Collected data entries
########################################

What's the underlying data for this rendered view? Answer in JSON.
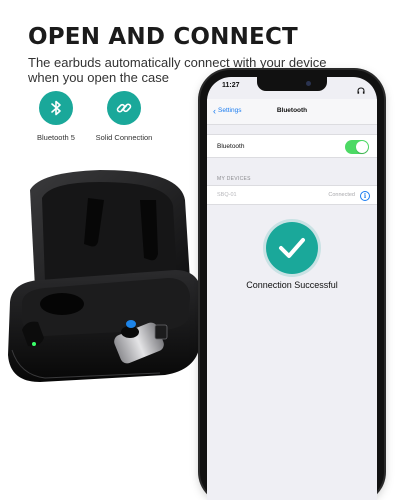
{
  "header": {
    "title": "OPEN AND CONNECT",
    "subtitle": "The earbuds automatically connect with your device when you open the case"
  },
  "features": [
    {
      "icon": "bluetooth-icon",
      "label": "Bluetooth 5"
    },
    {
      "icon": "link-icon",
      "label": "Solid Connection"
    }
  ],
  "phone": {
    "status_time": "11:27",
    "nav": {
      "back_label": "Settings",
      "title": "Bluetooth"
    },
    "bluetooth_row": {
      "label": "Bluetooth",
      "enabled": true
    },
    "section_header": "MY DEVICES",
    "device": {
      "name": "SBQ-01",
      "status": "Connected"
    },
    "success_message": "Connection Successful"
  },
  "colors": {
    "accent": "#1aa89a",
    "ios_blue": "#1a7cf0",
    "toggle_on": "#4cd964"
  }
}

########################################

Goal
Omit the images and transcribe all of the records above word for word.

Written response
What's the underlying data for this rendered view? Answer in JSON.
{
  "header": {
    "title": "OPEN AND CONNECT",
    "subtitle": "The earbuds automatically connect with your device when you open the case"
  },
  "features": [
    {
      "icon": "bluetooth-icon",
      "label": "Bluetooth 5"
    },
    {
      "icon": "link-icon",
      "label": "Solid Connection"
    }
  ],
  "phone": {
    "status_time": "11:27",
    "nav": {
      "back_label": "Settings",
      "title": "Bluetooth"
    },
    "bluetooth_row": {
      "label": "Bluetooth",
      "enabled": true
    },
    "section_header": "MY DEVICES",
    "device": {
      "name": "SBQ-01",
      "status": "Connected"
    },
    "success_message": "Connection Successful"
  },
  "colors": {
    "accent": "#1aa89a",
    "ios_blue": "#1a7cf0",
    "toggle_on": "#4cd964"
  }
}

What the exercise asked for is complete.